* Start *
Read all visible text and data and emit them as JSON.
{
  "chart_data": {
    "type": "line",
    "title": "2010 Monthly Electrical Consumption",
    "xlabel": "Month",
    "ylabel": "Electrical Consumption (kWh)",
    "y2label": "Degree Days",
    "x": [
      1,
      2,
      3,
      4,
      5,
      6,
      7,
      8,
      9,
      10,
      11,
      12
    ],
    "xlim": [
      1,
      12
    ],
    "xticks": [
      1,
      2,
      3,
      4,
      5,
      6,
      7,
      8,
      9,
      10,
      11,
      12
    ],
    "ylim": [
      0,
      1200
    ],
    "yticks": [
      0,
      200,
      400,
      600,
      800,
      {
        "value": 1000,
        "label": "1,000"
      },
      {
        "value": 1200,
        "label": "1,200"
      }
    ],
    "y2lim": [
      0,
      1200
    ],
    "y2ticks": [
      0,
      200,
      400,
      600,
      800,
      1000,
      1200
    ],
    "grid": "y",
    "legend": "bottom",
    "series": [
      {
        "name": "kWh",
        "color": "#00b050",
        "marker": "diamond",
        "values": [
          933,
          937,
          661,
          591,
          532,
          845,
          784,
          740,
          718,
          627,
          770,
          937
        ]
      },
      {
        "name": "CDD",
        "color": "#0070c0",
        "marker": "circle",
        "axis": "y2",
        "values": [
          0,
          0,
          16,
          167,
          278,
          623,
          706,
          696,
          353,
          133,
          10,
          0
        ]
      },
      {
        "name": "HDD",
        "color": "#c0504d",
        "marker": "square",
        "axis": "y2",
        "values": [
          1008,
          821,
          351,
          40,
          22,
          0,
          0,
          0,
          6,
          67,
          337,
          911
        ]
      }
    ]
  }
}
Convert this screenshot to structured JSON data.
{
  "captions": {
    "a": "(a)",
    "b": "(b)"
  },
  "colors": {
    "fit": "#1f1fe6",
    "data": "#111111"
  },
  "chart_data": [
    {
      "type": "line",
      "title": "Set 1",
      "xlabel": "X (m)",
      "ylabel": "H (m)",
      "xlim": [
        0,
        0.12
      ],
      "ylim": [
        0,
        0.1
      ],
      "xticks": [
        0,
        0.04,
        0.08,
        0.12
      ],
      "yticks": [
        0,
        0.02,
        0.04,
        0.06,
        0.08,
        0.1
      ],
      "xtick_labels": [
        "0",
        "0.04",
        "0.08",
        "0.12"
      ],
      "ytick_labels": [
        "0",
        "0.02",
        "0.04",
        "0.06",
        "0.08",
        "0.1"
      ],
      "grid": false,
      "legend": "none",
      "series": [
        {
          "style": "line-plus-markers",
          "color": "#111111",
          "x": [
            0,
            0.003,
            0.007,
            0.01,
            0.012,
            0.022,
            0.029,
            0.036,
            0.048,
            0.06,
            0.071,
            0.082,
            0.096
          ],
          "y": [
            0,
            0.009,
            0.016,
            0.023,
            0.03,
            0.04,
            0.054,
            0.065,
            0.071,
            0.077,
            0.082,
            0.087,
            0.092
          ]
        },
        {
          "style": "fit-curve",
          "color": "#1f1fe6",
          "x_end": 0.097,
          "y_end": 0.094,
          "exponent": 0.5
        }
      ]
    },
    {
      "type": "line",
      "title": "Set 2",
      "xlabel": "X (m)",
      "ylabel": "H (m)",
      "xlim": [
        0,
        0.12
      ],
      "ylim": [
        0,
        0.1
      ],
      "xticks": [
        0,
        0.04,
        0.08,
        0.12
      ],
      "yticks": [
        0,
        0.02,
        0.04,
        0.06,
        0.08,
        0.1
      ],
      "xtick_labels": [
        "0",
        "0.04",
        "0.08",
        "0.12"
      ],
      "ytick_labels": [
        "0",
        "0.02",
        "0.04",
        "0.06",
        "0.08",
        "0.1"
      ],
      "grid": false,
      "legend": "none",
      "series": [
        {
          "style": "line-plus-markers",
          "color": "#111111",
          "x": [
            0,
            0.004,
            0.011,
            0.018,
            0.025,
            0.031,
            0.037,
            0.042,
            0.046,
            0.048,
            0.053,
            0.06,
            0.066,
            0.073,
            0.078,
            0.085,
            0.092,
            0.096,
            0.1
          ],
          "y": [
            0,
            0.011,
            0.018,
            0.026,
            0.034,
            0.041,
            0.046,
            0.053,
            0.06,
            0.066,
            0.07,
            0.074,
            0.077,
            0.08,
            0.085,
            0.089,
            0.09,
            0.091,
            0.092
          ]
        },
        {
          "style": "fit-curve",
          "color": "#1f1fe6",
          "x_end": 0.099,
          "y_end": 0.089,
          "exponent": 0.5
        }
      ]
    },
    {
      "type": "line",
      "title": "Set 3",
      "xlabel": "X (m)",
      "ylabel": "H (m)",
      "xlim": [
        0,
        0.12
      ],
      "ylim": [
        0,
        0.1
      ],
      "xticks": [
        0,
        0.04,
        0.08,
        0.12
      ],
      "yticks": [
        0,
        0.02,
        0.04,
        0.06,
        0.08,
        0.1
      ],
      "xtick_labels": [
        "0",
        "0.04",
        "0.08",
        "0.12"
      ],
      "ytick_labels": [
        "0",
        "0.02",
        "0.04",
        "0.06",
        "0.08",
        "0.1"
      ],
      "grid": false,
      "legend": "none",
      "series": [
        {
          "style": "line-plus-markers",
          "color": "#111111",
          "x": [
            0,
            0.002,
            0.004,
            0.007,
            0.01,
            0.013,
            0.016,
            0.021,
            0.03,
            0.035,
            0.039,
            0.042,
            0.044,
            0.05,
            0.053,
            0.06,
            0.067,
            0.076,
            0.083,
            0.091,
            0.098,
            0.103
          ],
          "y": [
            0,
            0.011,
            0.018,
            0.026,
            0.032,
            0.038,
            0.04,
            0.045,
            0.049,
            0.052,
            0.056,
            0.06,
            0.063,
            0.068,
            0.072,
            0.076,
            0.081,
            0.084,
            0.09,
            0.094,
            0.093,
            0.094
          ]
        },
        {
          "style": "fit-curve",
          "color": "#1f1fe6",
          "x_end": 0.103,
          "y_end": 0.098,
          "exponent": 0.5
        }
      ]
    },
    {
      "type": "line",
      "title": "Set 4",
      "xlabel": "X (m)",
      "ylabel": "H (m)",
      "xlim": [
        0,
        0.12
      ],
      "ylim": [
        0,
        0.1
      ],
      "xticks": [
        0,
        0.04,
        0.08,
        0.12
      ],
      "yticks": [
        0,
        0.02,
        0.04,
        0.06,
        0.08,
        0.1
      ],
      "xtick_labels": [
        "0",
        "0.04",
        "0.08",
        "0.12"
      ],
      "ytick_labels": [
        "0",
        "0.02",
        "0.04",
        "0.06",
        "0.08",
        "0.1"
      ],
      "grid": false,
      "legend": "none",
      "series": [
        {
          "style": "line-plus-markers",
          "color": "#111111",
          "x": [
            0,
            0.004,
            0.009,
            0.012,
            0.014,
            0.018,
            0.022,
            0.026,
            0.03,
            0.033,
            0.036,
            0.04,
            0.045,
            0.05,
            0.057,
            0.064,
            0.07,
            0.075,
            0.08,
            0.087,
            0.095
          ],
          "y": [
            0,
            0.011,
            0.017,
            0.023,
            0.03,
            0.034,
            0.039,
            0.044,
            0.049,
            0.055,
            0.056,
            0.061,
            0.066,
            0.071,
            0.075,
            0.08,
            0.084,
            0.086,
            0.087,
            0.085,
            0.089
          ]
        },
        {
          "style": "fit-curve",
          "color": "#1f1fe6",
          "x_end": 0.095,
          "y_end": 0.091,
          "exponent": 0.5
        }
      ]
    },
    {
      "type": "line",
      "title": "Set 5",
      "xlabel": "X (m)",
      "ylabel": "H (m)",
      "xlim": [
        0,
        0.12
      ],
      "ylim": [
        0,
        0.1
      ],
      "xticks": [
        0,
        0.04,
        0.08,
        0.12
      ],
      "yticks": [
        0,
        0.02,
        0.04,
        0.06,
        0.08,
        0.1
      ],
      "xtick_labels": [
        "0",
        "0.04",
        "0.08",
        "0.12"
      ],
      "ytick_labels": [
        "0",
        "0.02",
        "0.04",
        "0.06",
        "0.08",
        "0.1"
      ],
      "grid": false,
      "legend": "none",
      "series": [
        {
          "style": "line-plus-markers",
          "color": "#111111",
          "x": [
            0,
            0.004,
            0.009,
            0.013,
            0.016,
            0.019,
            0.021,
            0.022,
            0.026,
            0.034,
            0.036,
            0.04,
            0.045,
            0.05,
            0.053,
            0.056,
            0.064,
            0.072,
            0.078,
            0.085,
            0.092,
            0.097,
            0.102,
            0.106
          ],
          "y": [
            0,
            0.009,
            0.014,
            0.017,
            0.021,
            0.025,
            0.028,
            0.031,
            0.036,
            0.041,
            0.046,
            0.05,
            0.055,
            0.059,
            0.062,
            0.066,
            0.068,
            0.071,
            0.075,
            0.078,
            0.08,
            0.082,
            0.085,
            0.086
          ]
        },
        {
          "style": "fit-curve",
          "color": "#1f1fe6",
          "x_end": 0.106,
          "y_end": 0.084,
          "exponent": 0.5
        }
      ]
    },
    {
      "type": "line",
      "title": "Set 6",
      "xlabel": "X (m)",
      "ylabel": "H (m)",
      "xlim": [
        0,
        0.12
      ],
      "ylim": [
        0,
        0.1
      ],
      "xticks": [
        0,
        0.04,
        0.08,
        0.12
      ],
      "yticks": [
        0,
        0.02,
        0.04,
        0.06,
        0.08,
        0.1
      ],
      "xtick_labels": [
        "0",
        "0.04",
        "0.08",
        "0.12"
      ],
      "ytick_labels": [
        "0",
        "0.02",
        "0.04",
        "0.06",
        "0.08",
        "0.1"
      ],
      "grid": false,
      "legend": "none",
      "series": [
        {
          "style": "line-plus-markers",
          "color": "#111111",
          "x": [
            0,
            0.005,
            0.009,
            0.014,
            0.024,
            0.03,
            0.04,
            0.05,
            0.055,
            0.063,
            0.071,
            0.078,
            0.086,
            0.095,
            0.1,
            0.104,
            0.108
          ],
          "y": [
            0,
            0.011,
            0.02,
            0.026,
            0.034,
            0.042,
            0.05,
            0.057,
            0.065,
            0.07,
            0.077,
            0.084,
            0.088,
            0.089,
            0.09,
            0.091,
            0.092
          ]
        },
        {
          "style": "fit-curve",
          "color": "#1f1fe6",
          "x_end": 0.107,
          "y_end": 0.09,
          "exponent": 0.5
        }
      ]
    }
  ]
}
* End *
■ **Requirement**
Of the lines in the material, how many contain the word "Consumption"? Reply with the number and nothing else.

■ **Written solution**
2